Find and return each line containing "CO₃²".

---- DATA ROWS

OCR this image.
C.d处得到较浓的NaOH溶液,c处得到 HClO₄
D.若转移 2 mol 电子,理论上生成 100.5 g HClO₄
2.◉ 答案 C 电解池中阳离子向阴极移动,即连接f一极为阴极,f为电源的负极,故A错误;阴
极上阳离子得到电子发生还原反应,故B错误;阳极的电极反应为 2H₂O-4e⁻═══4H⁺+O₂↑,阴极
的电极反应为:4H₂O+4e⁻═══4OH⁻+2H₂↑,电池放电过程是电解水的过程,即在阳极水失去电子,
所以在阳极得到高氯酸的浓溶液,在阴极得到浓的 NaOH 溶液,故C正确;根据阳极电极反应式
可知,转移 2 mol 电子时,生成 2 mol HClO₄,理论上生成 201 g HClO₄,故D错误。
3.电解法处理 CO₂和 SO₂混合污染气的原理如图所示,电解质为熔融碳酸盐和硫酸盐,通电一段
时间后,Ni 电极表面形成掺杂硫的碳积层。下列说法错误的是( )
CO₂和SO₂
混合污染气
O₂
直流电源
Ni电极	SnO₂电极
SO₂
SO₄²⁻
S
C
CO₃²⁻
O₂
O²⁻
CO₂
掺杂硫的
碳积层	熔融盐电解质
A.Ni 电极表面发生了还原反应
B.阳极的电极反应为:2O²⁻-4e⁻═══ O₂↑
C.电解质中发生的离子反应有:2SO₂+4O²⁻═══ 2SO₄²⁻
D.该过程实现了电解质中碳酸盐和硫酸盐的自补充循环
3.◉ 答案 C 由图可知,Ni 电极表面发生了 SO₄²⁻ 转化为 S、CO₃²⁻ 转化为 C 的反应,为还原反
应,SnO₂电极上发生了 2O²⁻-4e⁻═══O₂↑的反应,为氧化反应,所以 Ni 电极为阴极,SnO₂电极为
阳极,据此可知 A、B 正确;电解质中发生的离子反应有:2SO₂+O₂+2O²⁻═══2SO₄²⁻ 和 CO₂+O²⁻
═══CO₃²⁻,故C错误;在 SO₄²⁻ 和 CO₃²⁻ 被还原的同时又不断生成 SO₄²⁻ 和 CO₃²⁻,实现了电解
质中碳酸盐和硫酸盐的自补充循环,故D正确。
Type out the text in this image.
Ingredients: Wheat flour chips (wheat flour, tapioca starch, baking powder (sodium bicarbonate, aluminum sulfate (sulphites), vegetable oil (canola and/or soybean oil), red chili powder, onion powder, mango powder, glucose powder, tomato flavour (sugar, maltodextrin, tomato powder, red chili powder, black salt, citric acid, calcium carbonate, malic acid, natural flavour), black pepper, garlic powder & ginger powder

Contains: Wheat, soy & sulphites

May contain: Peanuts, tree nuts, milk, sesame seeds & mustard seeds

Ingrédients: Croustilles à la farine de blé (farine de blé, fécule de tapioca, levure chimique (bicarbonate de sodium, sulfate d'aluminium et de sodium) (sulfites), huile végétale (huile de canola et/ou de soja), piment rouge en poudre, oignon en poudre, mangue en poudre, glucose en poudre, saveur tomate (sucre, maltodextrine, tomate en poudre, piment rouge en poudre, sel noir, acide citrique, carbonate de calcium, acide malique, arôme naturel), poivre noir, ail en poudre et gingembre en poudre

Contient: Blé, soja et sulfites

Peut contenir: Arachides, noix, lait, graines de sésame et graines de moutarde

--------

- _SOLVED EXERCISE_
CO₃²⁻
3.◉ 答案 C 由图可知,Ni 电极表面发生了 SO₄²⁻ 转化为 S、CO₃²⁻ 转化为 C 的反应,为还原反
═══CO₃²⁻,故C错误;在 SO₄²⁻ 和 CO₃²⁻ 被还原的同时又不断生成 SO₄²⁻ 和 CO₃²⁻,实现了电解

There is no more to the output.